··· Dataset rows

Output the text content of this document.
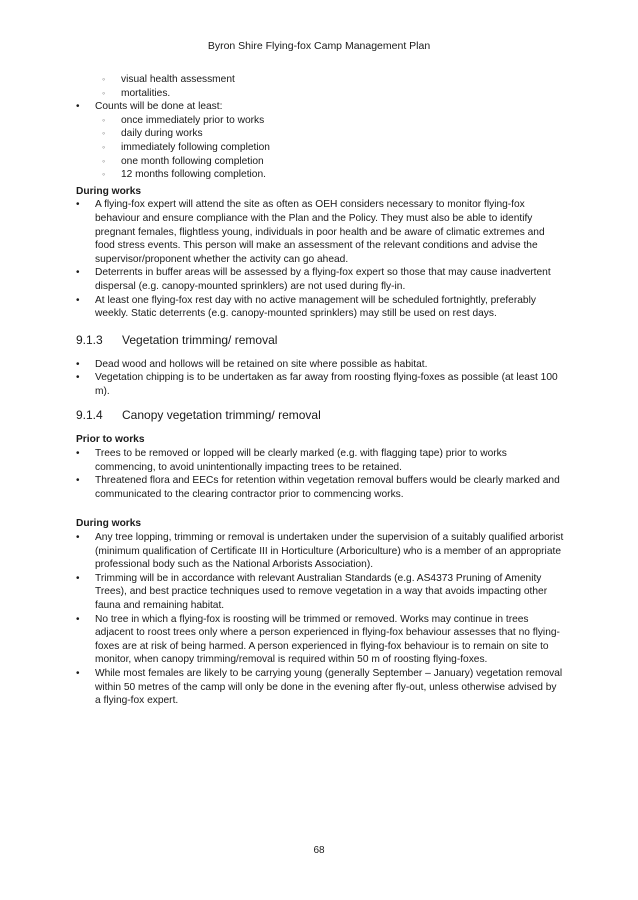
Byron Shire Flying-fox Camp Management Plan
◦ visual health assessment
◦ mortalities.
• Counts will be done at least:
◦ once immediately prior to works
◦ daily during works
◦ immediately following completion
◦ one month following completion
◦ 12 months following completion.

During works

• A flying-fox expert will attend the site as often as OEH considers necessary to monitor flying-fox behaviour and ensure compliance with the Plan and the Policy. They must also be able to identify pregnant females, flightless young, individuals in poor health and be aware of climatic extremes and food stress events. This person will make an assessment of the relevant conditions and advise the supervisor/proponent whether the activity can go ahead.
• Deterrents in buffer areas will be assessed by a flying-fox expert so those that may cause inadvertent dispersal (e.g. canopy-mounted sprinklers) are not used during fly-in.
• At least one flying-fox rest day with no active management will be scheduled fortnightly, preferably weekly. Static deterrents (e.g. canopy-mounted sprinklers) may still be used on rest days.

9.1.3 Vegetation trimming/ removal

• Dead wood and hollows will be retained on site where possible as habitat.
• Vegetation chipping is to be undertaken as far away from roosting flying-foxes as possible (at least 100 m).

9.1.4 Canopy vegetation trimming/ removal

Prior to works

• Trees to be removed or lopped will be clearly marked (e.g. with flagging tape) prior to works commencing, to avoid unintentionally impacting trees to be retained.
• Threatened flora and EECs for retention within vegetation removal buffers would be clearly marked and communicated to the clearing contractor prior to commencing works.

During works

• Any tree lopping, trimming or removal is undertaken under the supervision of a suitably qualified arborist (minimum qualification of Certificate III in Horticulture (Arboriculture) who is a member of an appropriate professional body such as the National Arborists Association).
• Trimming will be in accordance with relevant Australian Standards (e.g. AS4373 Pruning of Amenity Trees), and best practice techniques used to remove vegetation in a way that avoids impacting other fauna and remaining habitat.
• No tree in which a flying-fox is roosting will be trimmed or removed. Works may continue in trees adjacent to roost trees only where a person experienced in flying-fox behaviour assesses that no flying-foxes are at risk of being harmed. A person experienced in flying-fox behaviour is to remain on site to monitor, when canopy trimming/removal is required within 50 m of roosting flying-foxes.
• While most females are likely to be carrying young (generally September – January) vegetation removal within 50 metres of the camp will only be done in the evening after fly-out, unless otherwise advised by a flying-fox expert.
68
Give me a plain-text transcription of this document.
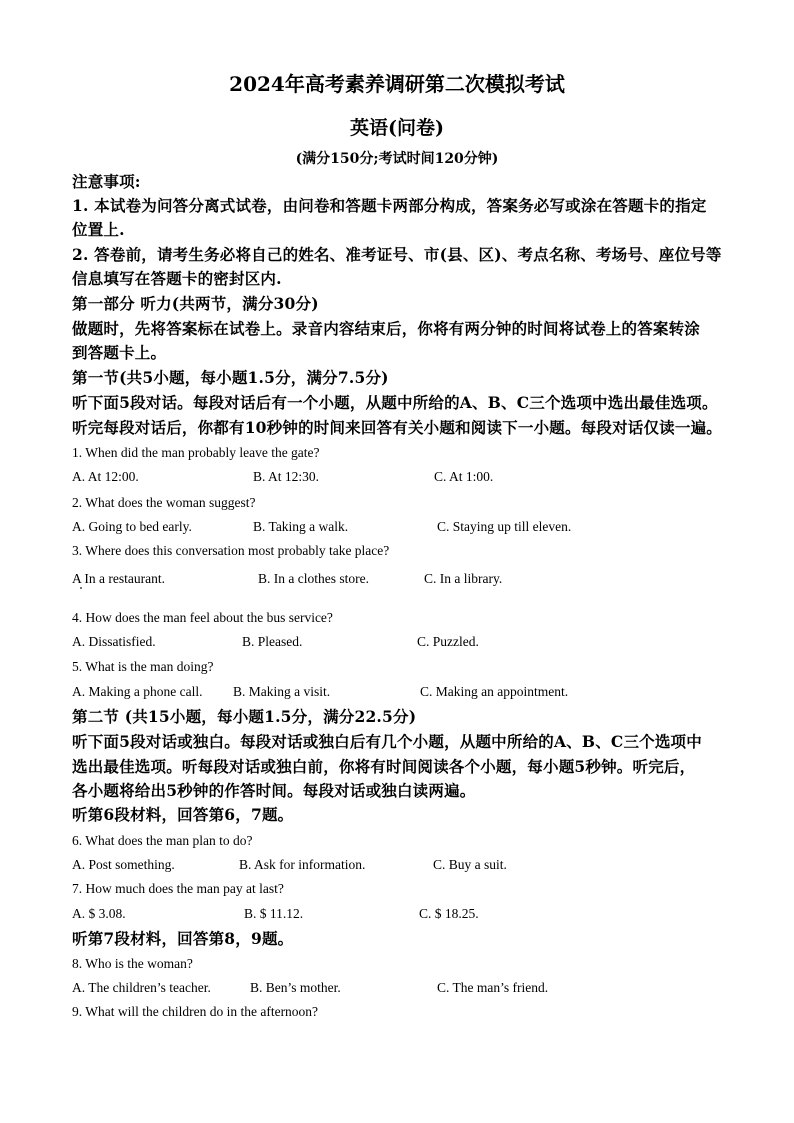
2024年高考素养调研第二次模拟考试
英语(问卷)
(满分150分;考试时间120分钟)
注意事项:
1. 本试卷为问答分离式试卷，由问卷和答题卡两部分构成，答案务必写或涂在答题卡的指定
位置上.
2. 答卷前，请考生务必将自己的姓名、准考证号、市(县、区)、考点名称、考场号、座位号等
信息填写在答题卡的密封区内.
第一部分 听力(共两节，满分30分)
做题时，先将答案标在试卷上。录音内容结束后，你将有两分钟的时间将试卷上的答案转涂
到答题卡上。
第一节(共5小题，每小题1.5分，满分7.5分)
听下面5段对话。每段对话后有一个小题，从题中所给的A、B、C三个选项中选出最佳选项。
听完每段对话后，你都有10秒钟的时间来回答有关小题和阅读下一小题。每段对话仅读一遍。
1. When did the man probably leave the gate?
A. At 12:00.	B. At 12:30.	C. At 1:00.
2. What does the woman suggest?
A. Going to bed early.	B. Taking a walk.	C. Staying up till eleven.
3. Where does this conversation most probably take place?
A In a restaurant.	B. In a clothes store.	C. In a library.
4. How does the man feel about the bus service?
A. Dissatisfied.	B. Pleased.	C. Puzzled.
5. What is the man doing?
A. Making a phone call. B. Making a visit.	C. Making an appointment.
第二节 (共15小题，每小题1.5分，满分22.5分)
听下面5段对话或独白。每段对话或独白后有几个小题，从题中所给的A、B、C三个选项中
选出最佳选项。听每段对话或独白前，你将有时间阅读各个小题，每小题5秒钟。听完后，
各小题将给出5秒钟的作答时间。每段对话或独白读两遍。
听第6段材料，回答第6，7题。
6. What does the man plan to do?
A. Post something.	B. Ask for information.	C. Buy a suit.
7. How much does the man pay at last?
A. $ 3.08.	B. $ 11.12.	C. $ 18.25.
听第7段材料，回答第8，9题。
8. Who is the woman?
A. The children’s teacher.	B. Ben’s mother.	C. The man’s friend.
9. What will the children do in the afternoon?
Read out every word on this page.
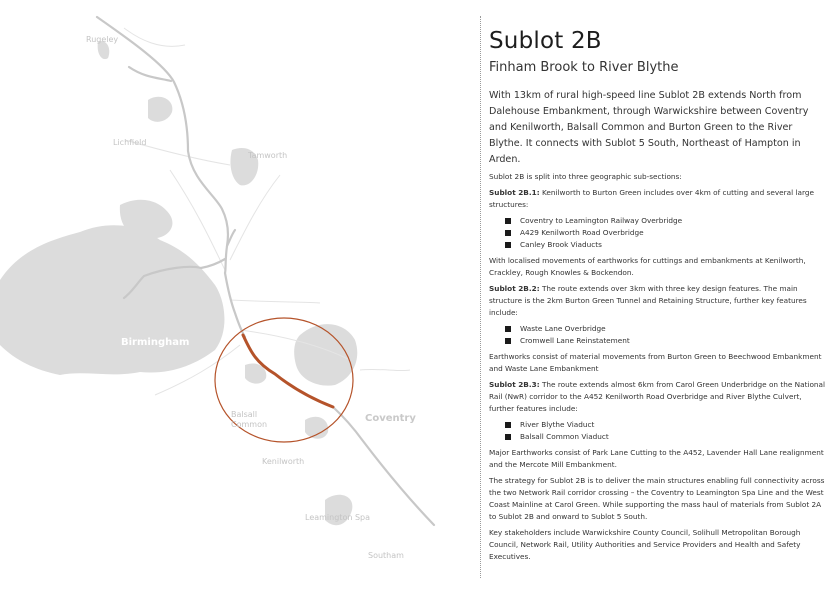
Rugeley
Lichfield
Tamworth
Birmingham
Balsall
Common
Coventry
Kenilworth
Leamington Spa
Southam
Sublot 2B
Finham Brook to River Blythe

With 13km of rural high-speed line Sublot 2B extends North from Dalehouse Embankment, through Warwickshire between Coventry and Kenilworth, Balsall Common and Burton Green to the River Blythe. It connects with Sublot 5 South, Northeast of Hampton in Arden.

Sublot 2B is split into three geographic sub-sections:

Sublot 2B.1: Kenilworth to Burton Green includes over 4km of cutting and several large structures:

Coventry to Leamington Railway Overbridge
A429 Kenilworth Road Overbridge
Canley Brook Viaducts

With localised movements of earthworks for cuttings and embankments at Kenilworth, Crackley, Rough Knowles & Bockendon.

Sublot 2B.2: The route extends over 3km with three key design features. The main structure is the 2km Burton Green Tunnel and Retaining Structure, further key features include:

Waste Lane Overbridge
Cromwell Lane Reinstatement

Earthworks consist of material movements from Burton Green to Beechwood Embankment and Waste Lane Embankment

Sublot 2B.3: The route extends almost 6km from Carol Green Underbridge on the National Rail (NwR) corridor to the A452 Kenilworth Road Overbridge and River Blythe Culvert, further features include:

River Blythe Viaduct
Balsall Common Viaduct

Major Earthworks consist of Park Lane Cutting to the A452, Lavender Hall Lane realignment and the Mercote Mill Embankment.

The strategy for Sublot 2B is to deliver the main structures enabling full connectivity across the two Network Rail corridor crossing – the Coventry to Leamington Spa Line and the West Coast Mainline at Carol Green. While supporting the mass haul of materials from Sublot 2A to Sublot 2B and onward to Sublot 5 South.

Key stakeholders include Warwickshire County Council, Solihull Metropolitan Borough Council, Network Rail, Utility Authorities and Service Providers and Health and Safety Executives.
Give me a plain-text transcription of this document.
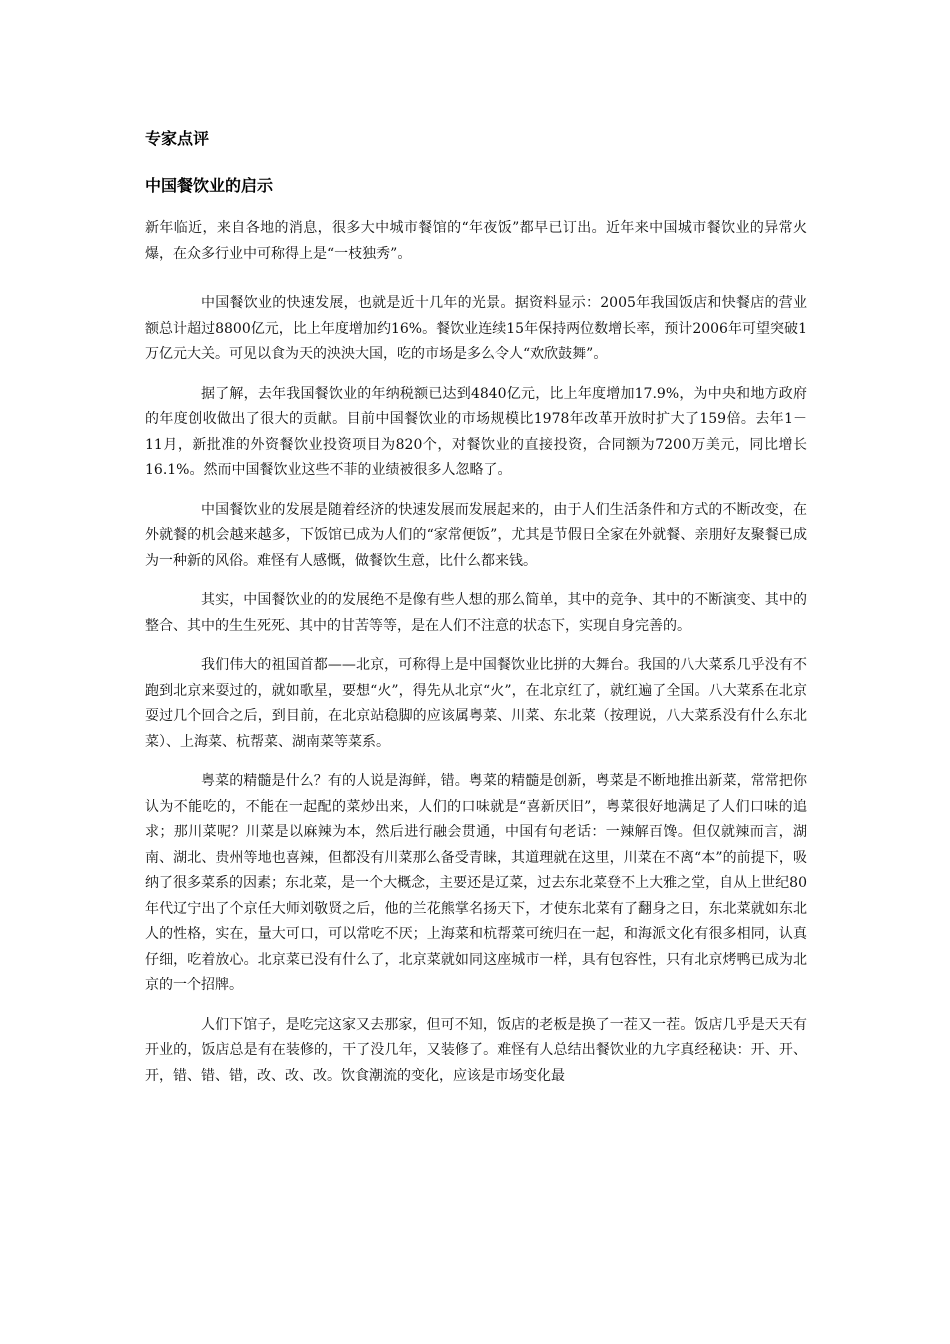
专家点评
中国餐饮业的启示

新年临近，来自各地的消息，很多大中城市餐馆的“年夜饭”都早已订出。近年来中国城市餐饮业的异常火爆，在众多行业中可称得上是“一枝独秀”。

中国餐饮业的快速发展，也就是近十几年的光景。据资料显示：2005年我国饭店和快餐店的营业额总计超过8800亿元，比上年度增加约16%。餐饮业连续15年保持两位数增长率，预计2006年可望突破1万亿元大关。可见以食为天的泱泱大国，吃的市场是多么令人“欢欣鼓舞”。

据了解，去年我国餐饮业的年纳税额已达到4840亿元，比上年度增加17.9%，为中央和地方政府的年度创收做出了很大的贡献。目前中国餐饮业的市场规模比1978年改革开放时扩大了159倍。去年1－11月，新批准的外资餐饮业投资项目为820个，对餐饮业的直接投资，合同额为7200万美元，同比增长16.1%。然而中国餐饮业这些不菲的业绩被很多人忽略了。

中国餐饮业的发展是随着经济的快速发展而发展起来的，由于人们生活条件和方式的不断改变，在外就餐的机会越来越多，下饭馆已成为人们的“家常便饭”，尤其是节假日全家在外就餐、亲朋好友聚餐已成为一种新的风俗。难怪有人感慨，做餐饮生意，比什么都来钱。

其实，中国餐饮业的的发展绝不是像有些人想的那么简单，其中的竞争、其中的不断演变、其中的整合、其中的生生死死、其中的甘苦等等，是在人们不注意的状态下，实现自身完善的。

我们伟大的祖国首都——北京，可称得上是中国餐饮业比拼的大舞台。我国的八大菜系几乎没有不跑到北京来耍过的，就如歌星，要想“火”，得先从北京“火”，在北京红了，就红遍了全国。八大菜系在北京耍过几个回合之后，到目前，在北京站稳脚的应该属粤菜、川菜、东北菜（按理说，八大菜系没有什么东北菜）、上海菜、杭帮菜、湖南菜等菜系。

粤菜的精髓是什么？有的人说是海鲜，错。粤菜的精髓是创新，粤菜是不断地推出新菜，常常把你认为不能吃的，不能在一起配的菜炒出来，人们的口味就是“喜新厌旧”，粤菜很好地满足了人们口味的追求；那川菜呢？川菜是以麻辣为本，然后进行融会贯通，中国有句老话：一辣解百馋。但仅就辣而言，湖南、湖北、贵州等地也喜辣，但都没有川菜那么备受青睐，其道理就在这里，川菜在不离“本”的前提下，吸纳了很多菜系的因素；东北菜，是一个大概念，主要还是辽菜，过去东北菜登不上大雅之堂，自从上世纪80年代辽宁出了个京任大师刘敬贤之后，他的兰花熊掌名扬天下，才使东北菜有了翻身之日，东北菜就如东北人的性格，实在，量大可口，可以常吃不厌；上海菜和杭帮菜可统归在一起，和海派文化有很多相同，认真仔细，吃着放心。北京菜已没有什么了，北京菜就如同这座城市一样，具有包容性，只有北京烤鸭已成为北京的一个招牌。

人们下馆子，是吃完这家又去那家，但可不知，饭店的老板是换了一茬又一茬。饭店几乎是天天有开业的，饭店总是有在装修的，干了没几年，又装修了。难怪有人总结出餐饮业的九字真经秘诀：开、开、开，错、错、错，改、改、改。饮食潮流的变化，应该是市场变化最
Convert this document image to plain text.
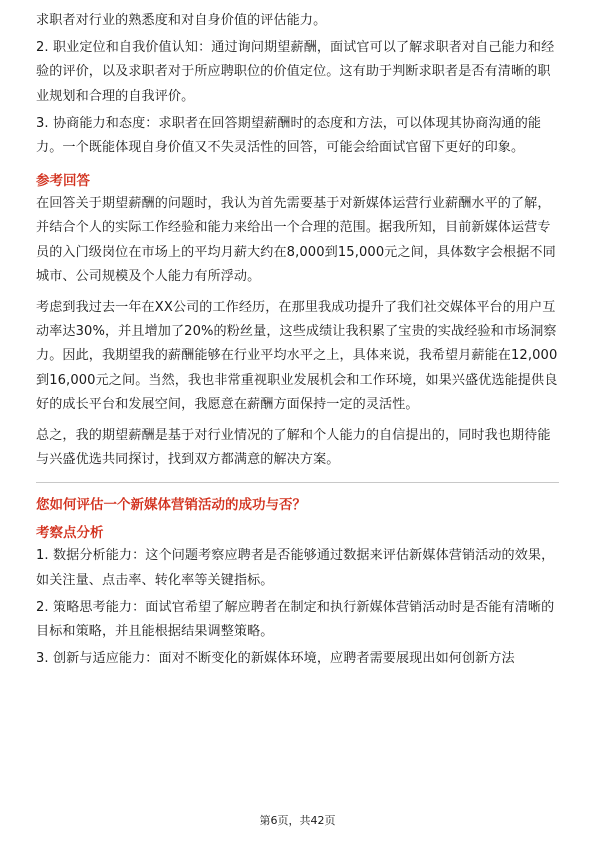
求职者对行业的熟悉度和对自身价值的评估能力。

2. 职业定位和自我价值认知：通过询问期望薪酬，面试官可以了解求职者对自己能力和经验的评价，以及求职者对于所应聘职位的价值定位。这有助于判断求职者是否有清晰的职业规划和合理的自我评价。

3. 协商能力和态度：求职者在回答期望薪酬时的态度和方法，可以体现其协商沟通的能力。一个既能体现自身价值又不失灵活性的回答，可能会给面试官留下更好的印象。

参考回答

在回答关于期望薪酬的问题时，我认为首先需要基于对新媒体运营行业薪酬水平的了解，并结合个人的实际工作经验和能力来给出一个合理的范围。据我所知，目前新媒体运营专员的入门级岗位在市场上的平均月薪大约在8,000到15,000元之间，具体数字会根据不同城市、公司规模及个人能力有所浮动。

考虑到我过去一年在XX公司的工作经历，在那里我成功提升了我们社交媒体平台的用户互动率达30%，并且增加了20%的粉丝量，这些成绩让我积累了宝贵的实战经验和市场洞察力。因此，我期望我的薪酬能够在行业平均水平之上，具体来说，我希望月薪能在12,000到16,000元之间。当然，我也非常重视职业发展机会和工作环境，如果兴盛优选能提供良好的成长平台和发展空间，我愿意在薪酬方面保持一定的灵活性。

总之，我的期望薪酬是基于对行业情况的了解和个人能力的自信提出的，同时我也期待能与兴盛优选共同探讨，找到双方都满意的解决方案。

您如何评估一个新媒体营销活动的成功与否？
考察点分析

1. 数据分析能力：这个问题考察应聘者是否能够通过数据来评估新媒体营销活动的效果，如关注量、点击率、转化率等关键指标。

2. 策略思考能力：面试官希望了解应聘者在制定和执行新媒体营销活动时是否能有清晰的目标和策略，并且能根据结果调整策略。

3. 创新与适应能力：面对不断变化的新媒体环境，应聘者需要展现出如何创新方法

第6页，共42页
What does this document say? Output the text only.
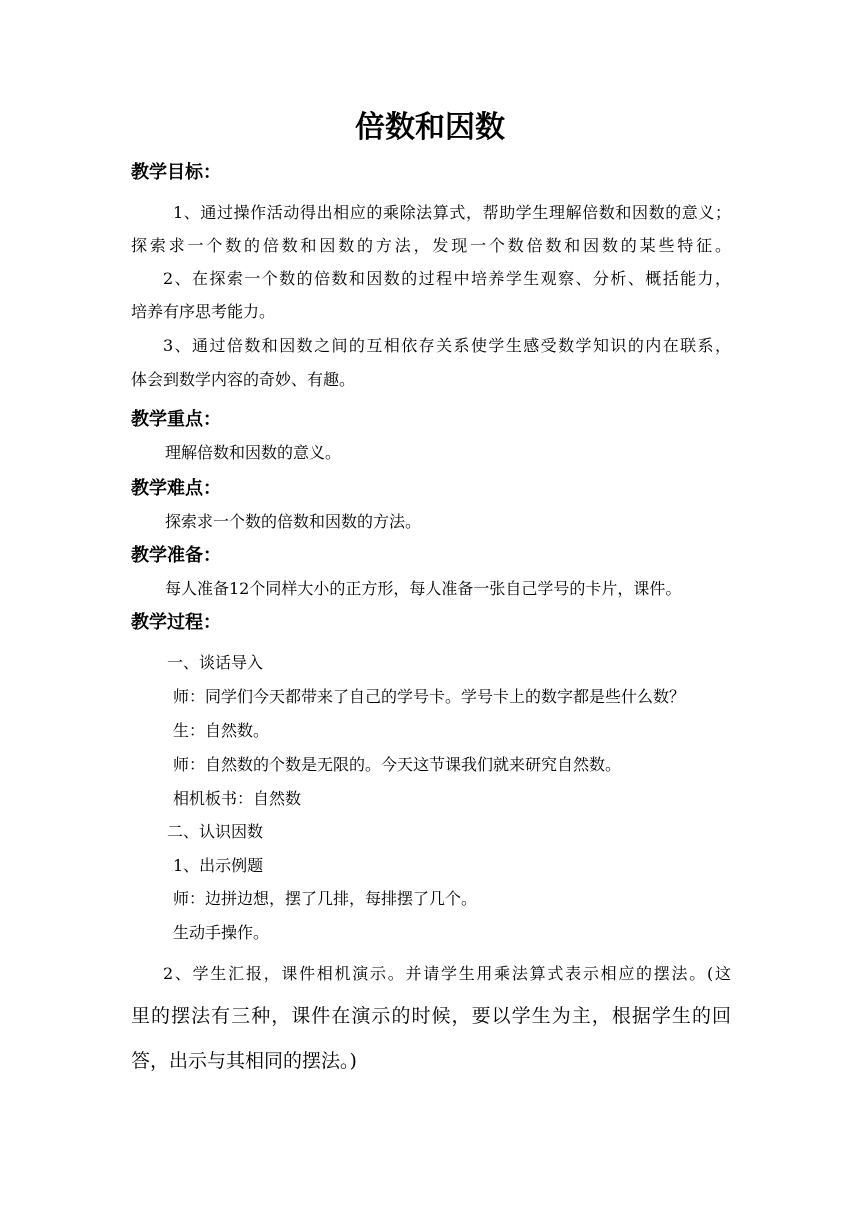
倍数和因数
教学目标：
1、通过操作活动得出相应的乘除法算式，帮助学生理解倍数和因数的意义；
探索求一个数的倍数和因数的方法，发现一个数倍数和因数的某些特征。
2、在探索一个数的倍数和因数的过程中培养学生观察、分析、概括能力，
培养有序思考能力。
3、通过倍数和因数之间的互相依存关系使学生感受数学知识的内在联系，
体会到数学内容的奇妙、有趣。
教学重点：
理解倍数和因数的意义。
教学难点：
探索求一个数的倍数和因数的方法。
教学准备：
每人准备12个同样大小的正方形，每人准备一张自己学号的卡片，课件。
教学过程：
一、谈话导入
师：同学们今天都带来了自己的学号卡。学号卡上的数字都是些什么数？
生：自然数。
师：自然数的个数是无限的。今天这节课我们就来研究自然数。
相机板书：自然数
二、认识因数
1、出示例题
师：边拼边想，摆了几排，每排摆了几个。
生动手操作。
2、学生汇报，课件相机演示。并请学生用乘法算式表示相应的摆法。(这
里的摆法有三种，课件在演示的时候，要以学生为主，根据学生的回
答，出示与其相同的摆法。)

······

» **Short task**:
Look through the entries above; copy each line where the string "marked" appears.

» **Task output**:
• Trees to be removed or lopped will be clearly marked (e.g. with flagging tape) prior to works commencing, to avoid unintentionally impacting trees to be retained.
• Threatened flora and EECs for retention within vegetation removal buffers would be clearly marked and communicated to the clearing contractor prior to commencing works.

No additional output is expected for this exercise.